[Figure collection entries]
◇ ◇ ◇ ◇ ◇

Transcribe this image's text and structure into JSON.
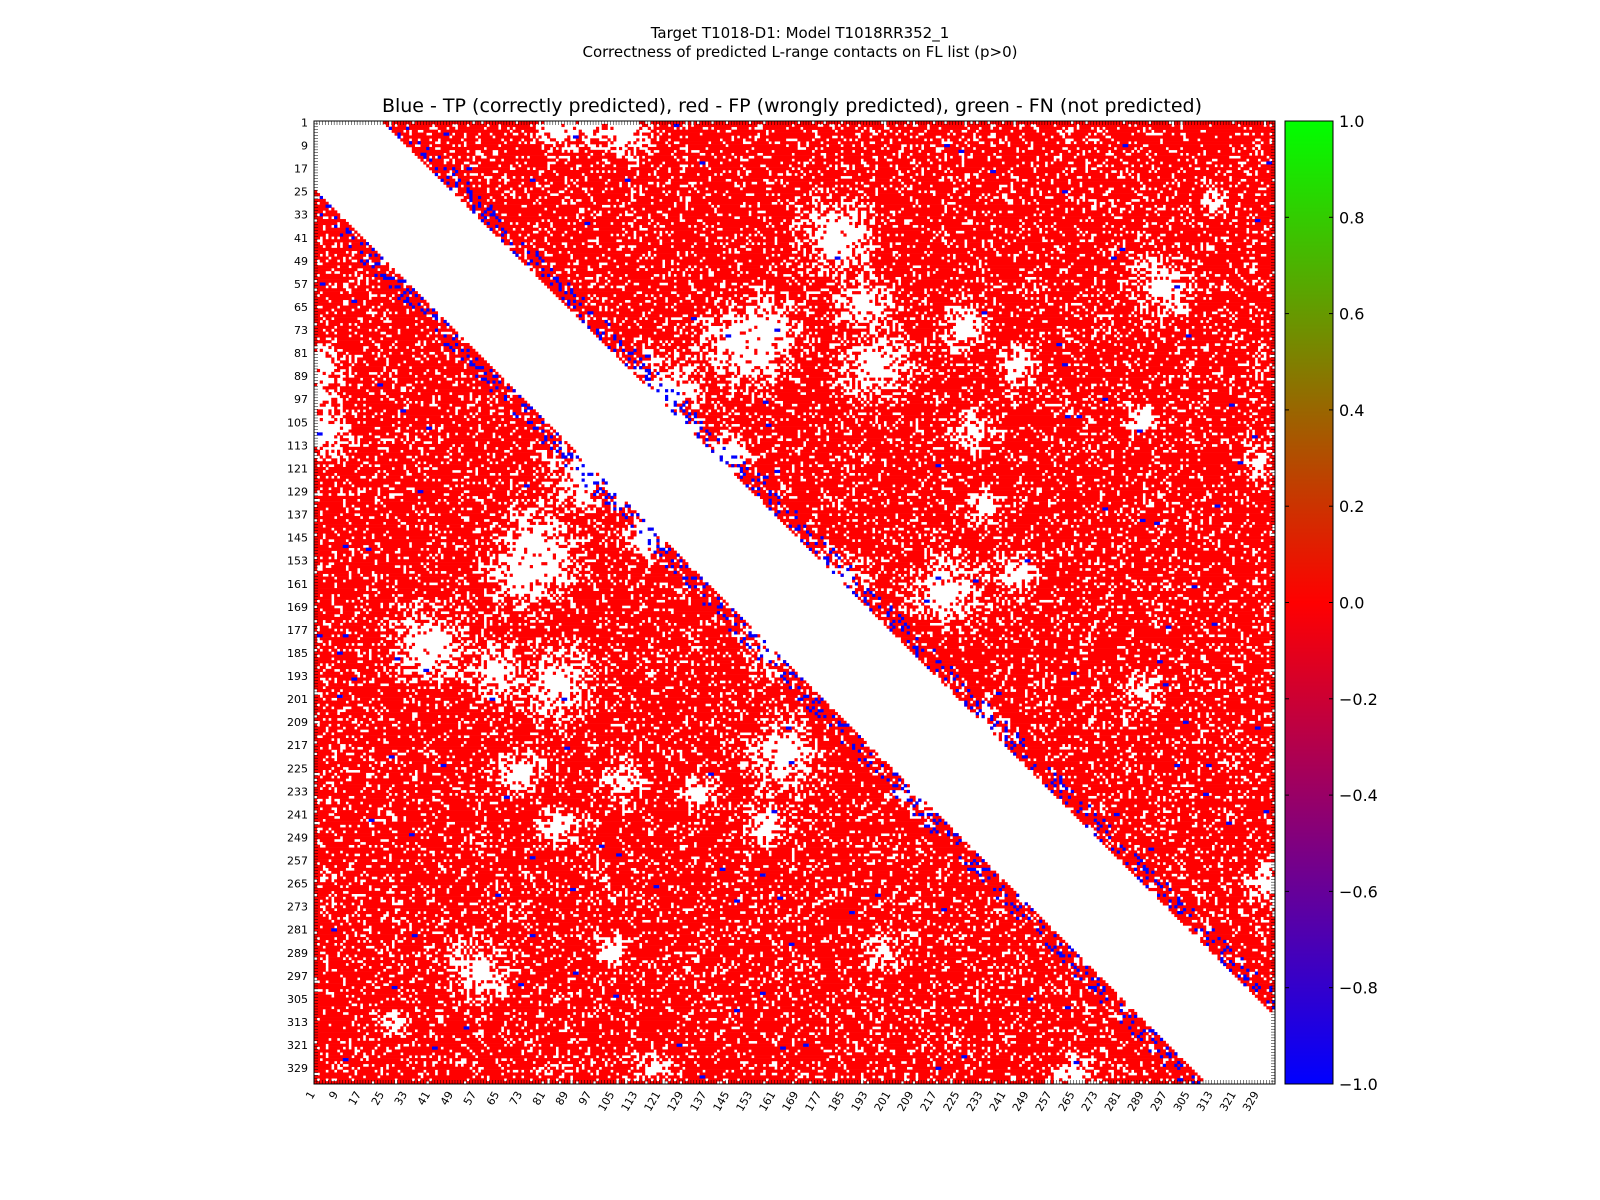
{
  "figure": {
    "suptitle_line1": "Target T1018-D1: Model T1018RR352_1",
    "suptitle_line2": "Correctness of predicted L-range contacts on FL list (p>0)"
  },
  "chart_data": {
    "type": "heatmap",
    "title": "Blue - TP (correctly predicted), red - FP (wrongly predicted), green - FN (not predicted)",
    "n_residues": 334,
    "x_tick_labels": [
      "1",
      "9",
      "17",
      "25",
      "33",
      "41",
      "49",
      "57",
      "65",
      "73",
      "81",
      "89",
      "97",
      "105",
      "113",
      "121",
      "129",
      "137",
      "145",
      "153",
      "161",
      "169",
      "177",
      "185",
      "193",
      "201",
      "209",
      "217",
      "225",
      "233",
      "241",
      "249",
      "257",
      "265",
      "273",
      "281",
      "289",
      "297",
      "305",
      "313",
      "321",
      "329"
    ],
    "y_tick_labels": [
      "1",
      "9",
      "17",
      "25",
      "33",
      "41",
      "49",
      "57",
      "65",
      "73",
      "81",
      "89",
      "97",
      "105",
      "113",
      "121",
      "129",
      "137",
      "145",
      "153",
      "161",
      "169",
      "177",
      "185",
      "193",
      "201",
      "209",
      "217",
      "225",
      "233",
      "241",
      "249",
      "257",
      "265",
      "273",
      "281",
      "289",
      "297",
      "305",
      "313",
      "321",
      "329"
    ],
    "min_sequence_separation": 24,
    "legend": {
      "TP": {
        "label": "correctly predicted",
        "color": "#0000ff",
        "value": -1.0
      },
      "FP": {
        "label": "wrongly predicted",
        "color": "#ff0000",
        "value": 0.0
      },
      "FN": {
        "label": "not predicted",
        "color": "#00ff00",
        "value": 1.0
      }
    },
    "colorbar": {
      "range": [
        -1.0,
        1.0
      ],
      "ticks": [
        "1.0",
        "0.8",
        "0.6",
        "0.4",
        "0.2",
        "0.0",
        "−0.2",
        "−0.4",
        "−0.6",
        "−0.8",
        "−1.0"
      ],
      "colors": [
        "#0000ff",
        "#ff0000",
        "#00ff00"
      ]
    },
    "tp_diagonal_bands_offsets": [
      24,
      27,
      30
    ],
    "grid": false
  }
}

◇ ◇ ◇ ◇ ◇

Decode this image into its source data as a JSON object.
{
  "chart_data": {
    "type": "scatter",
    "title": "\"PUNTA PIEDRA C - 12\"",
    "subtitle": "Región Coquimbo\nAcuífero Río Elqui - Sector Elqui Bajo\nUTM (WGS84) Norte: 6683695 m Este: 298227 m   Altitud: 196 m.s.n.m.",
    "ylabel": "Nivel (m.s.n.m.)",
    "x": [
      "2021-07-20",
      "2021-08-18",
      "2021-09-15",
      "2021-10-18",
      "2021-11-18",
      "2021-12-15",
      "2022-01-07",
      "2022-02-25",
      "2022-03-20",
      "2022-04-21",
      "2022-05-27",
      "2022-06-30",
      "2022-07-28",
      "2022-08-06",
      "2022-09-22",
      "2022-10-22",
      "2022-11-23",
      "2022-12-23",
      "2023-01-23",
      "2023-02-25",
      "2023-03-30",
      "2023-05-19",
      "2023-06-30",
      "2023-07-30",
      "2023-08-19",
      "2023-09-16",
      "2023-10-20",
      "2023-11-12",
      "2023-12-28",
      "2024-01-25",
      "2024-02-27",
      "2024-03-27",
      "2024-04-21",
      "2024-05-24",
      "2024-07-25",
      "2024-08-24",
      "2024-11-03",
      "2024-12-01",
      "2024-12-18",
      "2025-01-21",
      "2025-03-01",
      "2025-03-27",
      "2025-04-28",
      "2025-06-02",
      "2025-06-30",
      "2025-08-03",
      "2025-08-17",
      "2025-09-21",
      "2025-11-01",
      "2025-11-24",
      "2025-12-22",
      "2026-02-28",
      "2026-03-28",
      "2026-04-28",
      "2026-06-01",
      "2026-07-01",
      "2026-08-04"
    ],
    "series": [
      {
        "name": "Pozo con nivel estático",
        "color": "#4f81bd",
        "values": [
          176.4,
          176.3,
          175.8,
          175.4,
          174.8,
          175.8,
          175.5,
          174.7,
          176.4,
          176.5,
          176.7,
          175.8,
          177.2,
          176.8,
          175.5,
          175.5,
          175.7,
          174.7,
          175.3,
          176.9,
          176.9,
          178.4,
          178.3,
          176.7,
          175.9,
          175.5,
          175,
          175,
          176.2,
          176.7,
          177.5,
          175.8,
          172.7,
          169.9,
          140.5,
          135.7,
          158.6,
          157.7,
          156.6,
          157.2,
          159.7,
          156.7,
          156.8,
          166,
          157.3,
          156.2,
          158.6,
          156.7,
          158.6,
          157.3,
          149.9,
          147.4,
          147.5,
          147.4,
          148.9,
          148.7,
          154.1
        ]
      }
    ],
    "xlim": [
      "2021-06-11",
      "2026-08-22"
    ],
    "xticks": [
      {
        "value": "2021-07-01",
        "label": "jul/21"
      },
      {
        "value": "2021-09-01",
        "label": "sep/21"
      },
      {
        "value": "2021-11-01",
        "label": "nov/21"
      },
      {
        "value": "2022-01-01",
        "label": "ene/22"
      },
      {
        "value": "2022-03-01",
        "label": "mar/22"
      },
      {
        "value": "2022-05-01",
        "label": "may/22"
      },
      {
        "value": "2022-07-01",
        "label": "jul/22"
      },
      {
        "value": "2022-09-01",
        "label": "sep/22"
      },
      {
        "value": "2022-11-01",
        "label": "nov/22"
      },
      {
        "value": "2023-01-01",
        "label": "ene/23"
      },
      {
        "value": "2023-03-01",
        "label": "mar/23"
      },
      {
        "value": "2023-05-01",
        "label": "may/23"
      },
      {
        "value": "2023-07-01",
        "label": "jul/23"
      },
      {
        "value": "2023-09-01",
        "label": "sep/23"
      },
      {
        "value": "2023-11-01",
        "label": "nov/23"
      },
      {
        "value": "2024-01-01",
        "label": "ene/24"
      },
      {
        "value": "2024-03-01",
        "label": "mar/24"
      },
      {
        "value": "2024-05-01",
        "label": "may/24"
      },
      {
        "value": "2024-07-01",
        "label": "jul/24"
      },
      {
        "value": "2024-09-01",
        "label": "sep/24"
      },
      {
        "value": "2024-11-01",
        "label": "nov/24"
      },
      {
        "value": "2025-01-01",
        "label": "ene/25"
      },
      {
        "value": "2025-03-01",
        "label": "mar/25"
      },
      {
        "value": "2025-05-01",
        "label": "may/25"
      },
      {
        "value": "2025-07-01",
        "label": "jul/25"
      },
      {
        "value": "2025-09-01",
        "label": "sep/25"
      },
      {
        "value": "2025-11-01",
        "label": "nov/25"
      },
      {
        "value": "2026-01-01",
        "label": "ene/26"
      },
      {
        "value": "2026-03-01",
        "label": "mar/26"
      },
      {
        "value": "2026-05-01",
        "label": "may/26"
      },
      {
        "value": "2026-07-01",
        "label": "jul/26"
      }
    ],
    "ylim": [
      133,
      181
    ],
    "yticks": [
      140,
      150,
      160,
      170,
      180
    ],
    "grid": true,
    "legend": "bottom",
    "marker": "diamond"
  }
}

◇ ◇ ◇ ◇ ◇

(Exercise)
Select and copy every line from the records that includes the word "image".

(Written answer)
Transcribe this image's text and structure into JSON.
Decode this image into its source data as a JSON object.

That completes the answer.